** Begin Task material **
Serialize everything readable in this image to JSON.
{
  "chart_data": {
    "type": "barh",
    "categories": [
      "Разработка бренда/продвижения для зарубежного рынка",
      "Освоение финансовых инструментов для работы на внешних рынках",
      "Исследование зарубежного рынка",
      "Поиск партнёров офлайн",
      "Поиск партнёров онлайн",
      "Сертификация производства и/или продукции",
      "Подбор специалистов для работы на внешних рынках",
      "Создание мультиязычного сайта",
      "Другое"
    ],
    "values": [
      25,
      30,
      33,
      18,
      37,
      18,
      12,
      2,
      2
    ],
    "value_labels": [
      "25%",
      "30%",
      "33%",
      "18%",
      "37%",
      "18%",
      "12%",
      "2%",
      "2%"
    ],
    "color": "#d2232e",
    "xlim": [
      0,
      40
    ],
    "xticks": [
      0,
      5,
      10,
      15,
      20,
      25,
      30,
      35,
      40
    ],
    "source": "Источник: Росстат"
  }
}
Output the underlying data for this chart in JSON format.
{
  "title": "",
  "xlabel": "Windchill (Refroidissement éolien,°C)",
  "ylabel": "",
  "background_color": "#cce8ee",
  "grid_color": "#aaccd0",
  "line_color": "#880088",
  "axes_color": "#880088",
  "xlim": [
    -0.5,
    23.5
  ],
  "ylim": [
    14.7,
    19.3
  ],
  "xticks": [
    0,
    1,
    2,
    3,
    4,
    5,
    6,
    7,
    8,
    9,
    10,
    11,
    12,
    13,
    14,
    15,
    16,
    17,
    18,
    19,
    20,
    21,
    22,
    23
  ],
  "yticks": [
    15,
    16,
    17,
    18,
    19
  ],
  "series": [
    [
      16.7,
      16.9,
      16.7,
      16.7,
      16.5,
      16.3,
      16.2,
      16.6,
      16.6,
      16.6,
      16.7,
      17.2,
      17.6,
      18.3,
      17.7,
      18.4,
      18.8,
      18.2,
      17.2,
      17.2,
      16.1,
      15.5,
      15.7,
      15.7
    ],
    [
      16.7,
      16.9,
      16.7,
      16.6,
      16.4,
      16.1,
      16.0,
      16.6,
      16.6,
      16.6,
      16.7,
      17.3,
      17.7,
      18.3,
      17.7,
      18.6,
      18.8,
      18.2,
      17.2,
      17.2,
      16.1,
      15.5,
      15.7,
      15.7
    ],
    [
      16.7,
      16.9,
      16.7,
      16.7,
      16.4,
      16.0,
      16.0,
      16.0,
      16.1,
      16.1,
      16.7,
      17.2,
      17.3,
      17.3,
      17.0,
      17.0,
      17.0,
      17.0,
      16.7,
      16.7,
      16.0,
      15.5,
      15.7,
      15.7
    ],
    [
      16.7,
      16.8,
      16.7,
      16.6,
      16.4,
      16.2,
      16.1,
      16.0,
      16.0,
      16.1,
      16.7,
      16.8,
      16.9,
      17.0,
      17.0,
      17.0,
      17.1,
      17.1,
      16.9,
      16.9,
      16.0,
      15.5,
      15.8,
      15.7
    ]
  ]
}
** End Task material **
**Exercise directions:**
Faithfully copy every entry, leaving nothing out.

**Written answer:**
Serialize everything readable in this image to JSON.
{
  "chart_data": {
    "type": "barh",
    "categories": [
      "Разработка бренда/продвижения для зарубежного рынка",
      "Освоение финансовых инструментов для работы на внешних рынках",
      "Исследование зарубежного рынка",
      "Поиск партнёров офлайн",
      "Поиск партнёров онлайн",
      "Сертификация производства и/или продукции",
      "Подбор специалистов для работы на внешних рынках",
      "Создание мультиязычного сайта",
      "Другое"
    ],
    "values": [
      25,
      30,
      33,
      18,
      37,
      18,
      12,
      2,
      2
    ],
    "value_labels": [
      "25%",
      "30%",
      "33%",
      "18%",
      "37%",
      "18%",
      "12%",
      "2%",
      "2%"
    ],
    "color": "#d2232e",
    "xlim": [
      0,
      40
    ],
    "xticks": [
      0,
      5,
      10,
      15,
      20,
      25,
      30,
      35,
      40
    ],
    "source": "Источник: Росстат"
  }
}
Output the underlying data for this chart in JSON format.
{
  "title": "",
  "xlabel": "Windchill (Refroidissement éolien,°C)",
  "ylabel": "",
  "background_color": "#cce8ee",
  "grid_color": "#aaccd0",
  "line_color": "#880088",
  "axes_color": "#880088",
  "xlim": [
    -0.5,
    23.5
  ],
  "ylim": [
    14.7,
    19.3
  ],
  "xticks": [
    0,
    1,
    2,
    3,
    4,
    5,
    6,
    7,
    8,
    9,
    10,
    11,
    12,
    13,
    14,
    15,
    16,
    17,
    18,
    19,
    20,
    21,
    22,
    23
  ],
  "yticks": [
    15,
    16,
    17,
    18,
    19
  ],
  "series": [
    [
      16.7,
      16.9,
      16.7,
      16.7,
      16.5,
      16.3,
      16.2,
      16.6,
      16.6,
      16.6,
      16.7,
      17.2,
      17.6,
      18.3,
      17.7,
      18.4,
      18.8,
      18.2,
      17.2,
      17.2,
      16.1,
      15.5,
      15.7,
      15.7
    ],
    [
      16.7,
      16.9,
      16.7,
      16.6,
      16.4,
      16.1,
      16.0,
      16.6,
      16.6,
      16.6,
      16.7,
      17.3,
      17.7,
      18.3,
      17.7,
      18.6,
      18.8,
      18.2,
      17.2,
      17.2,
      16.1,
      15.5,
      15.7,
      15.7
    ],
    [
      16.7,
      16.9,
      16.7,
      16.7,
      16.4,
      16.0,
      16.0,
      16.0,
      16.1,
      16.1,
      16.7,
      17.2,
      17.3,
      17.3,
      17.0,
      17.0,
      17.0,
      17.0,
      16.7,
      16.7,
      16.0,
      15.5,
      15.7,
      15.7
    ],
    [
      16.7,
      16.8,
      16.7,
      16.6,
      16.4,
      16.2,
      16.1,
      16.0,
      16.0,
      16.1,
      16.7,
      16.8,
      16.9,
      17.0,
      17.0,
      17.0,
      17.1,
      17.1,
      16.9,
      16.9,
      16.0,
      15.5,
      15.8,
      15.7
    ]
  ]
}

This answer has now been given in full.